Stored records
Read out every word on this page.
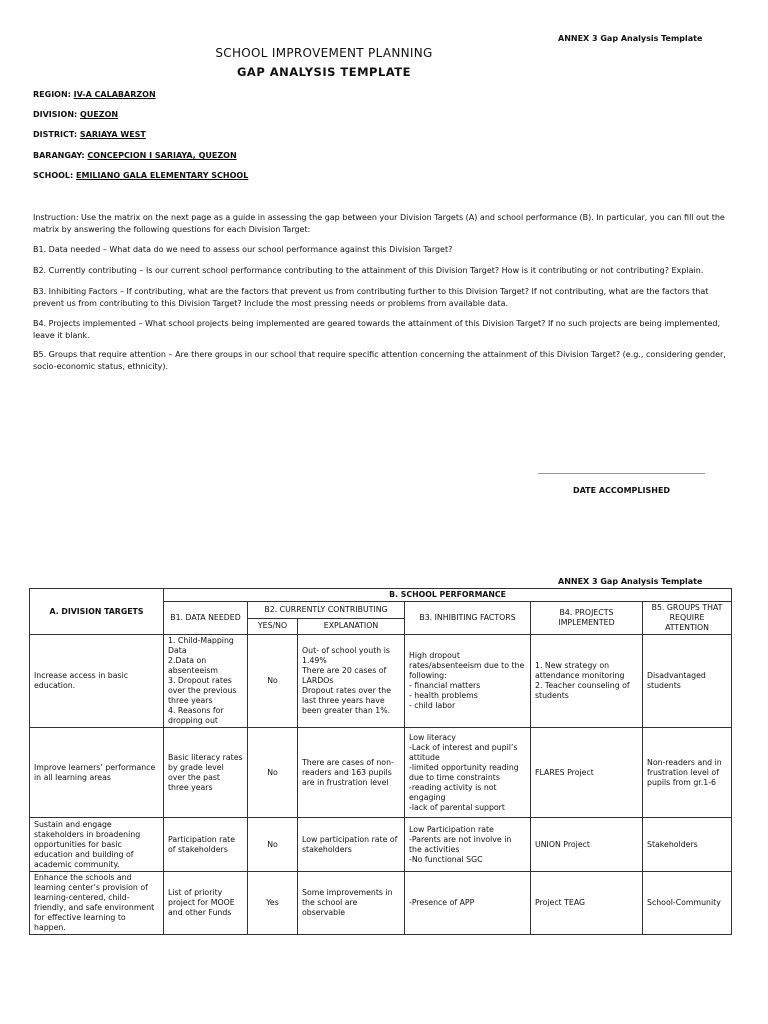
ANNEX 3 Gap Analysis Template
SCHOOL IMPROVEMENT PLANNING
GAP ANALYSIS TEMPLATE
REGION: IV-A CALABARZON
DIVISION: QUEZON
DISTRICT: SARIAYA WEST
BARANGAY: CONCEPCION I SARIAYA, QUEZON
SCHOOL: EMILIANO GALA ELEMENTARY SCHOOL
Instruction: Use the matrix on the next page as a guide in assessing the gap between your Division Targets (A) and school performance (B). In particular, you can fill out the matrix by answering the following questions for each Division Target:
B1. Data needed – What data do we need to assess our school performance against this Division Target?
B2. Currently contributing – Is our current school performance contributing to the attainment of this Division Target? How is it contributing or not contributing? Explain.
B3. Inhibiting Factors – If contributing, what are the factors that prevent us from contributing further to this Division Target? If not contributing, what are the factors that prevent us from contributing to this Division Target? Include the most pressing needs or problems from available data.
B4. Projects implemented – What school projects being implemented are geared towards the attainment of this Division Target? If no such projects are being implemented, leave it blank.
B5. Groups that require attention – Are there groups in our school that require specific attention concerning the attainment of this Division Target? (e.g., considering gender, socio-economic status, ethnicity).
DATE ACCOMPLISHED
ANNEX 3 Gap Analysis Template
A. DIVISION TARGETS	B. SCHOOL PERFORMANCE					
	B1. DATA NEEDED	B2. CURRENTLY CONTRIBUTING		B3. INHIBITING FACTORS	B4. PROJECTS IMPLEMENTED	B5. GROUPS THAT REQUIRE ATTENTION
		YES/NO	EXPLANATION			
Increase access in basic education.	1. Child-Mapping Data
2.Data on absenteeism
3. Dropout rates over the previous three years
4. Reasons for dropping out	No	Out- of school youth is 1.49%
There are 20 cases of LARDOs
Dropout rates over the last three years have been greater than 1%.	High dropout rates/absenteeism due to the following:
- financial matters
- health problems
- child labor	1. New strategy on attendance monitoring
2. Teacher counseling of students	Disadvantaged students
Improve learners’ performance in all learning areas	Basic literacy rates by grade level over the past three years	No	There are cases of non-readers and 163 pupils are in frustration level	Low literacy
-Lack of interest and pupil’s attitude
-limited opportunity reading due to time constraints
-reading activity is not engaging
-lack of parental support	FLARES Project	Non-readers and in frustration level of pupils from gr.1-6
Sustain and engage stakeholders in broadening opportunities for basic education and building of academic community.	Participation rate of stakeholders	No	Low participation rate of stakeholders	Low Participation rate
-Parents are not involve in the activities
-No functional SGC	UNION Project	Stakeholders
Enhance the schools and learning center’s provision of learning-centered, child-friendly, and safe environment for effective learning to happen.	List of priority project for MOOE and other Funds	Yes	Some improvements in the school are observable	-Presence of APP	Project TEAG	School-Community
* * *
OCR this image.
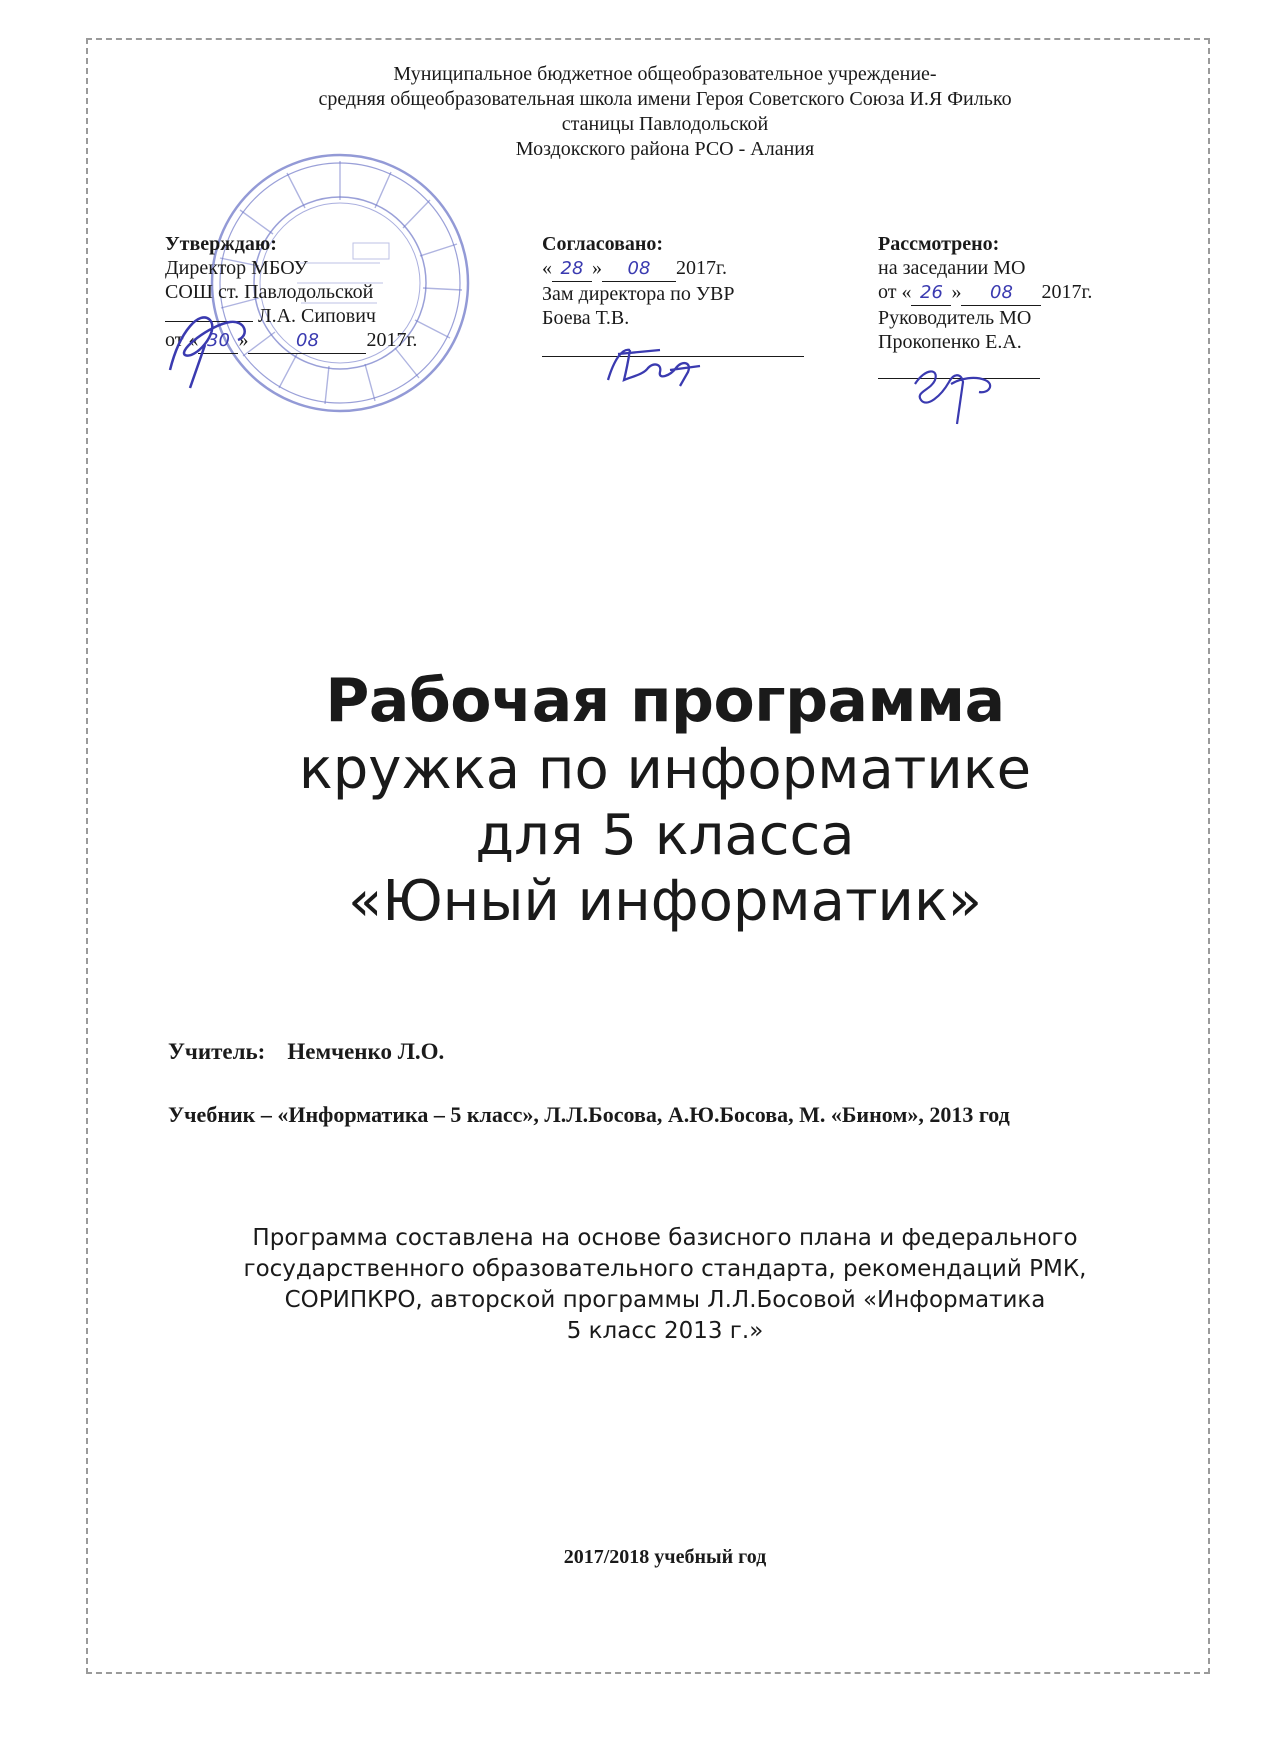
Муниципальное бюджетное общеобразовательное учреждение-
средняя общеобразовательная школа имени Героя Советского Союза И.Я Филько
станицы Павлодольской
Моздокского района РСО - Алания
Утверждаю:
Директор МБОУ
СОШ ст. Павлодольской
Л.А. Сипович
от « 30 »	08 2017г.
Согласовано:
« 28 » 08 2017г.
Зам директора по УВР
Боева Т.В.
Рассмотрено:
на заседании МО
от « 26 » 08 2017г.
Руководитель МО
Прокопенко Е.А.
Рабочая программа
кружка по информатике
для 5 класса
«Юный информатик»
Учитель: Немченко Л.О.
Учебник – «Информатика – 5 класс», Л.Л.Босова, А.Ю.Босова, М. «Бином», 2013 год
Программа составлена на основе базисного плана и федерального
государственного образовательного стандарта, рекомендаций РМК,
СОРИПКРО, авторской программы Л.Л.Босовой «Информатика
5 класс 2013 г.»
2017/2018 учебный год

What you will do => Search the records for the string "cases" and return every line in which it occurs.

Problem solution =>
There are 20 cases of LARDOs
Improve learners’ performance in all learning areas	Basic literacy rates by grade level over the past three years	No	There are cases of non-readers and 163 pupils are in frustration level	Low literacy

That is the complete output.